TEKS PILIHAN:
________________
Bisnis.com, JAKARTA -- Komitmen pemberantasan korupsi menjadi salah satu janji kampanye yang digaungkan Joko Widodo jika dia terpilih menjadi Presiden RI periode 2014-2019.
Jokowi bahkan berjanji memperkuat Komisi Pemberantasan Korupsi (KPK) untuk menjalankan tugasnya melakukan pencegahan dan penindakan di lapangan.
Namun, terkadang keinginan acap kali tak sesuai dengan kenyataan. Makin kencang suara untuk memberantas korupsi, makin banyak pula Operasi Tangkap Tangan (OTT) yang dilakukan oleh komisi anti rasuah.
Penangkapan yang dilakukan oleh KPK tidak pandang bulu, mulai dari pejabat Badan Usaha Milik Negara (BUMN), kepala daerah dari berbagai provinsi, anggota dan pimpinan Dewan Perwakilan Rakyat (DPR), hingga menteri yang aktif di Kabinet Kerja.
________________
DATA MENTAH:
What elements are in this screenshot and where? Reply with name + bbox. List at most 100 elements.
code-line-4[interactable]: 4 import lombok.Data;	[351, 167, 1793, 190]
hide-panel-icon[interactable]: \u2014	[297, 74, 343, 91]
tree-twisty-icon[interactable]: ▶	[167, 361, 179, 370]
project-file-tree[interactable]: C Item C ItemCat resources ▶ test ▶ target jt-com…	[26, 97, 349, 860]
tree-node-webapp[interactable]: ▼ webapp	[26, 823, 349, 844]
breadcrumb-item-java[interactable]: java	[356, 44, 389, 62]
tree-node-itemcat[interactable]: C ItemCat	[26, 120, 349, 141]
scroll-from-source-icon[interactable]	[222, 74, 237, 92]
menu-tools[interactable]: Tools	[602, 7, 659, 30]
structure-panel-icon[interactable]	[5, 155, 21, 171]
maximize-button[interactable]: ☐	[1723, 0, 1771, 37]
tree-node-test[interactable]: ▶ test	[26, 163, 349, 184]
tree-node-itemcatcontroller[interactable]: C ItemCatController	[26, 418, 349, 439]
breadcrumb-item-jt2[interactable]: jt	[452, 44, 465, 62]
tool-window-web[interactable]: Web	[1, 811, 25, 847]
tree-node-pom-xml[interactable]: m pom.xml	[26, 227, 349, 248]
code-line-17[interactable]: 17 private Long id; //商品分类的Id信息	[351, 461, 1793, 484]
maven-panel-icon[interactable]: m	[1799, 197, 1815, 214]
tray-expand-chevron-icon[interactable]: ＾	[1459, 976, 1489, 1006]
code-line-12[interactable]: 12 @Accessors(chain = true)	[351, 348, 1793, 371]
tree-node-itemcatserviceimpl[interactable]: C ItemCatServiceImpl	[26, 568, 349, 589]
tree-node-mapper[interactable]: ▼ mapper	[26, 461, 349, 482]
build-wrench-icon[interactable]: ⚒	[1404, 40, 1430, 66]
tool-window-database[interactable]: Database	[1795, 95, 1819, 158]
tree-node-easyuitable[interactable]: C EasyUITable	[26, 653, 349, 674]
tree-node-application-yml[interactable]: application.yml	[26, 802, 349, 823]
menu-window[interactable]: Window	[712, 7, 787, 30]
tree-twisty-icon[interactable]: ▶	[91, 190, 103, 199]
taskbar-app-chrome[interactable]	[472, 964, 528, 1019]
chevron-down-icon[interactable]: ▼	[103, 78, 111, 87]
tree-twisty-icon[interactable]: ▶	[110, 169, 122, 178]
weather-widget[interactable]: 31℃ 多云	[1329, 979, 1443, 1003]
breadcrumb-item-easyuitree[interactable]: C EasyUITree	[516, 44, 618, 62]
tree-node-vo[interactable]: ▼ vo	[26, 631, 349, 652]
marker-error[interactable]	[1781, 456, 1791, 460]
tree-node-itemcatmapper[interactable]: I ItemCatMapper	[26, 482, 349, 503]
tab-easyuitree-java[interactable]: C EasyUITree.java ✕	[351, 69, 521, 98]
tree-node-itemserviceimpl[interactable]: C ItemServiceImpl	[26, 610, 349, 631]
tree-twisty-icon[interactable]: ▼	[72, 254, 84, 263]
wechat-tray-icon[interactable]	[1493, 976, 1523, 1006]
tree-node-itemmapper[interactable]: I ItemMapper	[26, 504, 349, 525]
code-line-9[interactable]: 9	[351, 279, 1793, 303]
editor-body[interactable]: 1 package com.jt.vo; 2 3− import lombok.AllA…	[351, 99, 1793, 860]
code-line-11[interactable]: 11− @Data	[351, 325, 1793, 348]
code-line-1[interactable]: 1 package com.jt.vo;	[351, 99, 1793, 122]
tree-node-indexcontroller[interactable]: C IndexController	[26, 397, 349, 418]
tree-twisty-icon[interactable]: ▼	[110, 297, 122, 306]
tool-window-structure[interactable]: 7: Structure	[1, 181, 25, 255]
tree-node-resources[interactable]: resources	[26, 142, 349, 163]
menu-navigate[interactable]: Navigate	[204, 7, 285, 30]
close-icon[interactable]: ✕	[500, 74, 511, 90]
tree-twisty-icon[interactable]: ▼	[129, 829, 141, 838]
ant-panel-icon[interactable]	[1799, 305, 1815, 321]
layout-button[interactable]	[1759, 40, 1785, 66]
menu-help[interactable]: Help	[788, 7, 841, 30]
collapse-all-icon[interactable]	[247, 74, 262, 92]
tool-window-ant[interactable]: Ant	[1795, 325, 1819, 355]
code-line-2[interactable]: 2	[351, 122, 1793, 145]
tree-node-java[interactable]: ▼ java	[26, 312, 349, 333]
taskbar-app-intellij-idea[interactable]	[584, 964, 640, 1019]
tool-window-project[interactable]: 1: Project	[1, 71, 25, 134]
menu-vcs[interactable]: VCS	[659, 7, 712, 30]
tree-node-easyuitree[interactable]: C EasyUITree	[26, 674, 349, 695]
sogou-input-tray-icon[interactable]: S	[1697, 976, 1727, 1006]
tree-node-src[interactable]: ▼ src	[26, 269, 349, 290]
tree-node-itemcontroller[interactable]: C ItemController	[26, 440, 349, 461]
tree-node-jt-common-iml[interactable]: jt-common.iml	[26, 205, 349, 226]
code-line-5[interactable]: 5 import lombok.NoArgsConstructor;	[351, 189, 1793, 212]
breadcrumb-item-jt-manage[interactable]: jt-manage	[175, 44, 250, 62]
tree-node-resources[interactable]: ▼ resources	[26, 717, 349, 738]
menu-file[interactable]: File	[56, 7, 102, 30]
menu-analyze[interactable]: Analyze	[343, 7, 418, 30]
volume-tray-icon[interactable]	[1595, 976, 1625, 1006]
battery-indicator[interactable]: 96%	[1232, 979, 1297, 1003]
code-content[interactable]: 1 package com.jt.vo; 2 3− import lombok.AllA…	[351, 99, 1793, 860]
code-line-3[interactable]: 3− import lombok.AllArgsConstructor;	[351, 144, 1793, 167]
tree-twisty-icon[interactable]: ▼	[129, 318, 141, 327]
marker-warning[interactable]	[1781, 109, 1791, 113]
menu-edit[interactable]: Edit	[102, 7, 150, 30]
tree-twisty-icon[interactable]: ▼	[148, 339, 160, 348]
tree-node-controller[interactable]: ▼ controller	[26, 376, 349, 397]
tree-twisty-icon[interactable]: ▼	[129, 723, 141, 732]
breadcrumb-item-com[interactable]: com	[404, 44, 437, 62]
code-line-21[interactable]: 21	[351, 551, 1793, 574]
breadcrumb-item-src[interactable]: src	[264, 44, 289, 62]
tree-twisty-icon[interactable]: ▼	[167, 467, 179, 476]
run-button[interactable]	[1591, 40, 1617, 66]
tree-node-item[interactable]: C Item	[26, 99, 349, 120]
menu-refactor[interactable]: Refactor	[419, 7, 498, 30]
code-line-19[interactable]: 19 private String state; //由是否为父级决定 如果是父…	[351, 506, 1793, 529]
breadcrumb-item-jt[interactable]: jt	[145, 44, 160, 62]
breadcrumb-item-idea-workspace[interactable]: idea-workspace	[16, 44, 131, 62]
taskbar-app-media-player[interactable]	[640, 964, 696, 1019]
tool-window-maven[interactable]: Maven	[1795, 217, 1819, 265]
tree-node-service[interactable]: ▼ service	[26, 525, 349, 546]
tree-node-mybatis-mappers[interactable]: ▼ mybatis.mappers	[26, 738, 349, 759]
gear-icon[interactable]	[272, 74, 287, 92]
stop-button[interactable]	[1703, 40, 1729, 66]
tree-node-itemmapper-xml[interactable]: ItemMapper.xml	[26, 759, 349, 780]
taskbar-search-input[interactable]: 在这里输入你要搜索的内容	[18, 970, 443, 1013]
________________
TUGAS SINGKAT: Tolong salin seluruh teks tentang pemberantasan korupsi di atas tanpa mengubah satu kata pun.

JAWABAN LATIHAN:
Bisnis.com, JAKARTA -- Komitmen pemberantasan korupsi menjadi salah satu janji kampanye yang digaungkan Joko Widodo jika dia terpilih menjadi Presiden RI periode 2014-2019.
Jokowi bahkan berjanji memperkuat Komisi Pemberantasan Korupsi (KPK) untuk menjalankan tugasnya melakukan pencegahan dan penindakan di lapangan.
Namun, terkadang keinginan acap kali tak sesuai dengan kenyataan. Makin kencang suara untuk memberantas korupsi, makin banyak pula Operasi Tangkap Tangan (OTT) yang dilakukan oleh komisi anti rasuah.
Penangkapan yang dilakukan oleh KPK tidak pandang bulu, mulai dari pejabat Badan Usaha Milik Negara (BUMN), kepala daerah dari berbagai provinsi, anggota dan pimpinan Dewan Perwakilan Rakyat (DPR), hingga menteri yang aktif di Kabinet Kerja.